• _Problem statement_
Output the full listing below exactly, without the pictures.

________________________

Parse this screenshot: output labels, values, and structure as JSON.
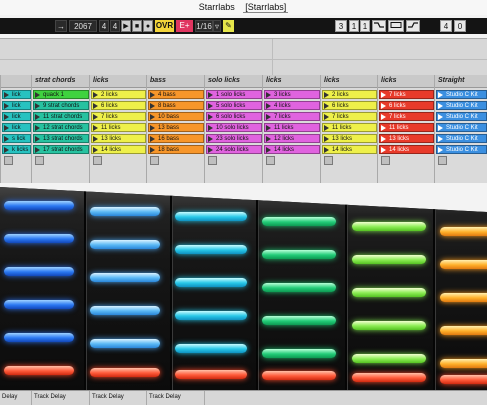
{
  "window": {
    "title": "Starrlabs",
    "set_name": "[Starrlabs]"
  },
  "transport": {
    "follow_icon": "→",
    "position": [
      "2067",
      "4",
      "4"
    ],
    "play_icon": "▶",
    "stop_icon": "■",
    "record_icon": "●",
    "ovr_label": "OVR",
    "rec_mode_label": "E+",
    "quantize": "1/16",
    "quantize_arrow": "▿",
    "pencil_icon": "✎",
    "loop_position": [
      "3",
      "1",
      "1"
    ],
    "end_position": [
      "4",
      "0"
    ]
  },
  "tracks": [
    {
      "name": "",
      "color": "#27c2c0",
      "clips": [
        {
          "label": "lick",
          "color": "#27c2c0"
        },
        {
          "label": "lick",
          "color": "#27c2c0"
        },
        {
          "label": "lick",
          "color": "#27c2c0"
        },
        {
          "label": "lick",
          "color": "#27c2c0"
        },
        {
          "label": "s lick",
          "color": "#27c2c0"
        },
        {
          "label": "k licks",
          "color": "#27c2c0"
        }
      ]
    },
    {
      "name": "strat chords",
      "clips": [
        {
          "label": "quack 1",
          "color": "#3fd23f"
        },
        {
          "label": "9 strat chords",
          "color": "#27c2a0"
        },
        {
          "label": "11 strat chords",
          "color": "#27c2a0"
        },
        {
          "label": "12 strat chords",
          "color": "#27c2a0"
        },
        {
          "label": "13 strat chords",
          "color": "#27c2a0"
        },
        {
          "label": "17 strat chords",
          "color": "#27c2a0"
        }
      ]
    },
    {
      "name": "licks",
      "clips": [
        {
          "label": "2 licks",
          "color": "#eef04a"
        },
        {
          "label": "6 licks",
          "color": "#eef04a"
        },
        {
          "label": "7 licks",
          "color": "#eef04a"
        },
        {
          "label": "11 licks",
          "color": "#eef04a"
        },
        {
          "label": "13 licks",
          "color": "#eef04a"
        },
        {
          "label": "14 licks",
          "color": "#eef04a"
        }
      ]
    },
    {
      "name": "bass",
      "clips": [
        {
          "label": "4 bass",
          "color": "#f7962a"
        },
        {
          "label": "8 bass",
          "color": "#f7962a"
        },
        {
          "label": "10 bass",
          "color": "#f7962a"
        },
        {
          "label": "13 bass",
          "color": "#f7962a"
        },
        {
          "label": "16 bass",
          "color": "#f7962a"
        },
        {
          "label": "18 bass",
          "color": "#f7962a"
        }
      ]
    },
    {
      "name": "solo licks",
      "clips": [
        {
          "label": "1 solo licks",
          "color": "#e063df"
        },
        {
          "label": "5 solo licks",
          "color": "#e063df"
        },
        {
          "label": "6 solo licks",
          "color": "#e063df"
        },
        {
          "label": "10 solo licks",
          "color": "#e063df"
        },
        {
          "label": "23 solo licks",
          "color": "#e063df"
        },
        {
          "label": "24 solo licks",
          "color": "#e063df"
        }
      ]
    },
    {
      "name": "licks",
      "clips": [
        {
          "label": "3 licks",
          "color": "#e063df"
        },
        {
          "label": "4 licks",
          "color": "#e063df"
        },
        {
          "label": "7 licks",
          "color": "#e063df"
        },
        {
          "label": "11 licks",
          "color": "#e063df"
        },
        {
          "label": "12 licks",
          "color": "#e063df"
        },
        {
          "label": "14 licks",
          "color": "#e063df"
        }
      ]
    },
    {
      "name": "licks",
      "clips": [
        {
          "label": "2 licks",
          "color": "#eef04a"
        },
        {
          "label": "6 licks",
          "color": "#eef04a"
        },
        {
          "label": "7 licks",
          "color": "#eef04a"
        },
        {
          "label": "11 licks",
          "color": "#eef04a"
        },
        {
          "label": "13 licks",
          "color": "#eef04a"
        },
        {
          "label": "14 licks",
          "color": "#eef04a"
        }
      ]
    },
    {
      "name": "licks",
      "clips": [
        {
          "label": "7 licks",
          "color": "#e83a2a"
        },
        {
          "label": "6 licks",
          "color": "#e83a2a"
        },
        {
          "label": "7 licks",
          "color": "#e83a2a"
        },
        {
          "label": "11 licks",
          "color": "#e83a2a"
        },
        {
          "label": "13 licks",
          "color": "#e83a2a"
        },
        {
          "label": "14 licks",
          "color": "#e83a2a"
        }
      ]
    },
    {
      "name": "Straight",
      "clips": [
        {
          "label": "Studio C Kit",
          "color": "#3b8fe0"
        },
        {
          "label": "Studio C Kit",
          "color": "#3b8fe0"
        },
        {
          "label": "Studio C Kit",
          "color": "#3b8fe0"
        },
        {
          "label": "Studio C Kit",
          "color": "#3b8fe0"
        },
        {
          "label": "Studio C Kit",
          "color": "#3b8fe0"
        },
        {
          "label": "Studio C Kit",
          "color": "#3b8fe0"
        }
      ]
    }
  ],
  "controller": {
    "pad_colors": [
      "blue",
      "sky",
      "cyan",
      "green",
      "lime",
      "orange"
    ],
    "bottom_row_color": "red"
  },
  "bottom_row": {
    "labels": [
      "Delay",
      "Track Delay",
      "Track Delay",
      "Track Delay"
    ]
  }
}
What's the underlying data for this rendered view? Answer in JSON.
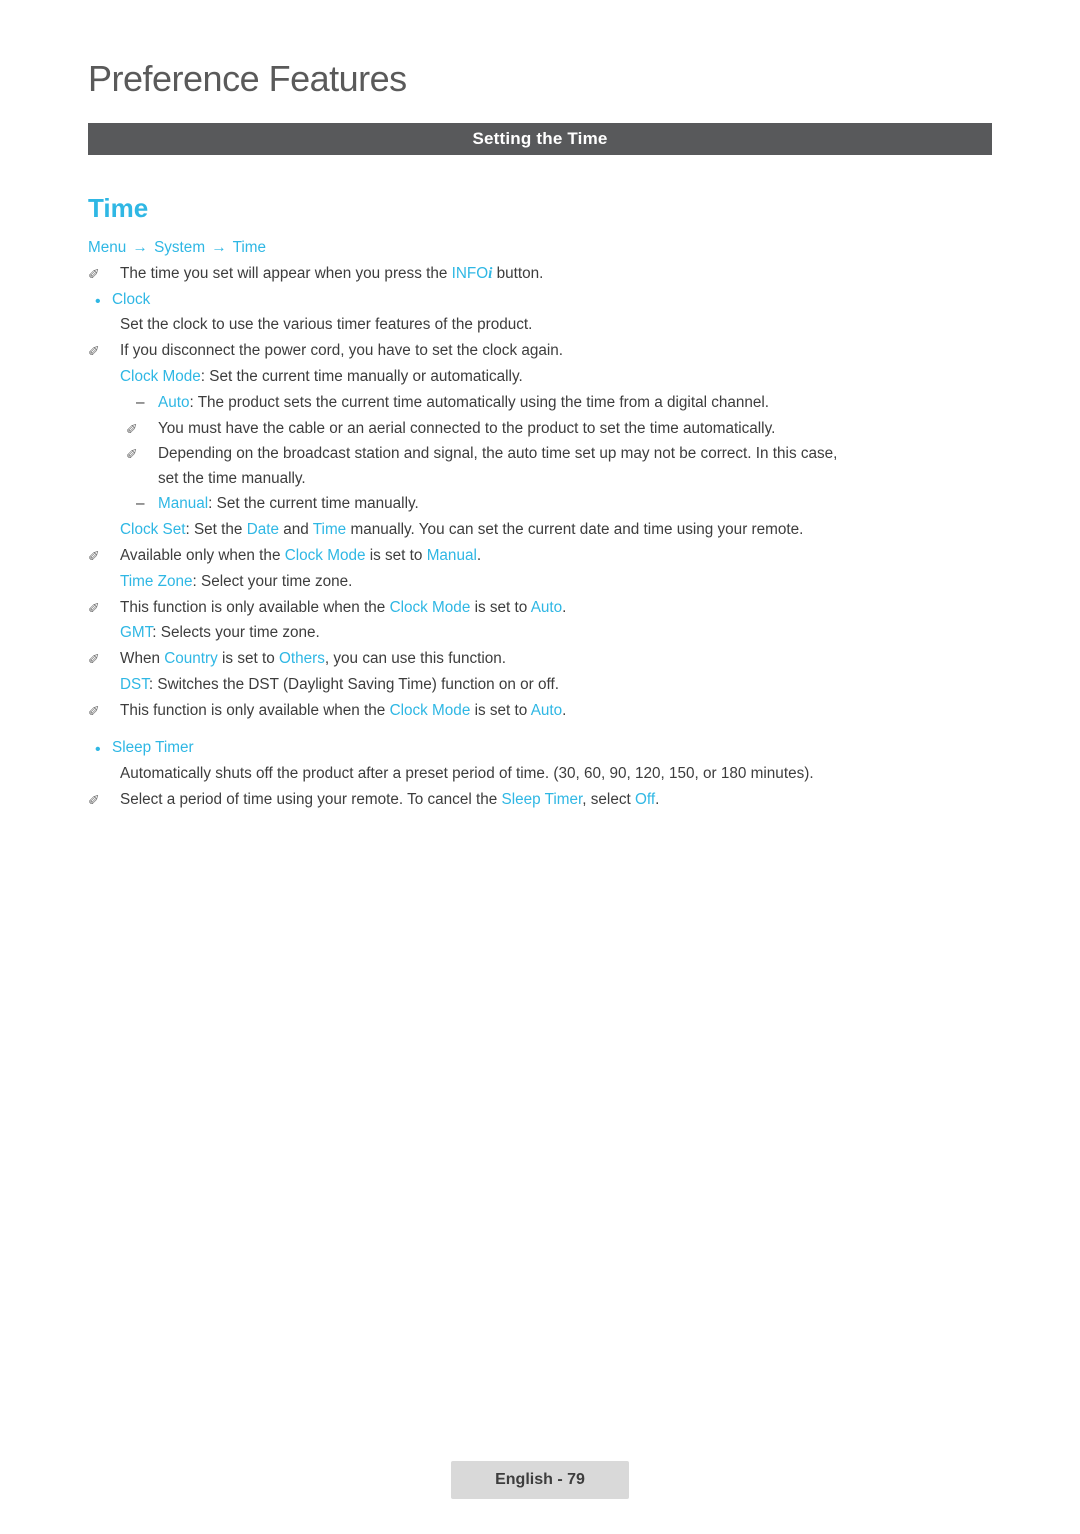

________________________

• _Complete output_
Parse this screenshot: output labels, values, and structure as JSON.
{
  "window": {
    "title": "Starrlabs",
    "set_name": "[Starrlabs]"
  },
  "transport": {
    "follow_icon": "→",
    "position": [
      "2067",
      "4",
      "4"
    ],
    "play_icon": "▶",
    "stop_icon": "■",
    "record_icon": "●",
    "ovr_label": "OVR",
    "rec_mode_label": "E+",
    "quantize": "1/16",
    "quantize_arrow": "▿",
    "pencil_icon": "✎",
    "loop_position": [
      "3",
      "1",
      "1"
    ],
    "end_position": [
      "4",
      "0"
    ]
  },
  "tracks": [
    {
      "name": "",
      "color": "#27c2c0",
      "clips": [
        {
          "label": "lick",
          "color": "#27c2c0"
        },
        {
          "label": "lick",
          "color": "#27c2c0"
        },
        {
          "label": "lick",
          "color": "#27c2c0"
        },
        {
          "label": "lick",
          "color": "#27c2c0"
        },
        {
          "label": "s lick",
          "color": "#27c2c0"
        },
        {
          "label": "k licks",
          "color": "#27c2c0"
        }
      ]
    },
    {
      "name": "strat chords",
      "clips": [
        {
          "label": "quack 1",
          "color": "#3fd23f"
        },
        {
          "label": "9 strat chords",
          "color": "#27c2a0"
        },
        {
          "label": "11 strat chords",
          "color": "#27c2a0"
        },
        {
          "label": "12 strat chords",
          "color": "#27c2a0"
        },
        {
          "label": "13 strat chords",
          "color": "#27c2a0"
        },
        {
          "label": "17 strat chords",
          "color": "#27c2a0"
        }
      ]
    },
    {
      "name": "licks",
      "clips": [
        {
          "label": "2 licks",
          "color": "#eef04a"
        },
        {
          "label": "6 licks",
          "color": "#eef04a"
        },
        {
          "label": "7 licks",
          "color": "#eef04a"
        },
        {
          "label": "11 licks",
          "color": "#eef04a"
        },
        {
          "label": "13 licks",
          "color": "#eef04a"
        },
        {
          "label": "14 licks",
          "color": "#eef04a"
        }
      ]
    },
    {
      "name": "bass",
      "clips": [
        {
          "label": "4 bass",
          "color": "#f7962a"
        },
        {
          "label": "8 bass",
          "color": "#f7962a"
        },
        {
          "label": "10 bass",
          "color": "#f7962a"
        },
        {
          "label": "13 bass",
          "color": "#f7962a"
        },
        {
          "label": "16 bass",
          "color": "#f7962a"
        },
        {
          "label": "18 bass",
          "color": "#f7962a"
        }
      ]
    },
    {
      "name": "solo licks",
      "clips": [
        {
          "label": "1 solo licks",
          "color": "#e063df"
        },
        {
          "label": "5 solo licks",
          "color": "#e063df"
        },
        {
          "label": "6 solo licks",
          "color": "#e063df"
        },
        {
          "label": "10 solo licks",
          "color": "#e063df"
        },
        {
          "label": "23 solo licks",
          "color": "#e063df"
        },
        {
          "label": "24 solo licks",
          "color": "#e063df"
        }
      ]
    },
    {
      "name": "licks",
      "clips": [
        {
          "label": "3 licks",
          "color": "#e063df"
        },
        {
          "label": "4 licks",
          "color": "#e063df"
        },
        {
          "label": "7 licks",
          "color": "#e063df"
        },
        {
          "label": "11 licks",
          "color": "#e063df"
        },
        {
          "label": "12 licks",
          "color": "#e063df"
        },
        {
          "label": "14 licks",
          "color": "#e063df"
        }
      ]
    },
    {
      "name": "licks",
      "clips": [
        {
          "label": "2 licks",
          "color": "#eef04a"
        },
        {
          "label": "6 licks",
          "color": "#eef04a"
        },
        {
          "label": "7 licks",
          "color": "#eef04a"
        },
        {
          "label": "11 licks",
          "color": "#eef04a"
        },
        {
          "label": "13 licks",
          "color": "#eef04a"
        },
        {
          "label": "14 licks",
          "color": "#eef04a"
        }
      ]
    },
    {
      "name": "licks",
      "clips": [
        {
          "label": "7 licks",
          "color": "#e83a2a"
        },
        {
          "label": "6 licks",
          "color": "#e83a2a"
        },
        {
          "label": "7 licks",
          "color": "#e83a2a"
        },
        {
          "label": "11 licks",
          "color": "#e83a2a"
        },
        {
          "label": "13 licks",
          "color": "#e83a2a"
        },
        {
          "label": "14 licks",
          "color": "#e83a2a"
        }
      ]
    },
    {
      "name": "Straight",
      "clips": [
        {
          "label": "Studio C Kit",
          "color": "#3b8fe0"
        },
        {
          "label": "Studio C Kit",
          "color": "#3b8fe0"
        },
        {
          "label": "Studio C Kit",
          "color": "#3b8fe0"
        },
        {
          "label": "Studio C Kit",
          "color": "#3b8fe0"
        },
        {
          "label": "Studio C Kit",
          "color": "#3b8fe0"
        },
        {
          "label": "Studio C Kit",
          "color": "#3b8fe0"
        }
      ]
    }
  ],
  "controller": {
    "pad_colors": [
      "blue",
      "sky",
      "cyan",
      "green",
      "lime",
      "orange"
    ],
    "bottom_row_color": "red"
  },
  "bottom_row": {
    "labels": [
      "Delay",
      "Track Delay",
      "Track Delay",
      "Track Delay"
    ]
  }
}
What's the underlying data for this rendered view? Answer in JSON.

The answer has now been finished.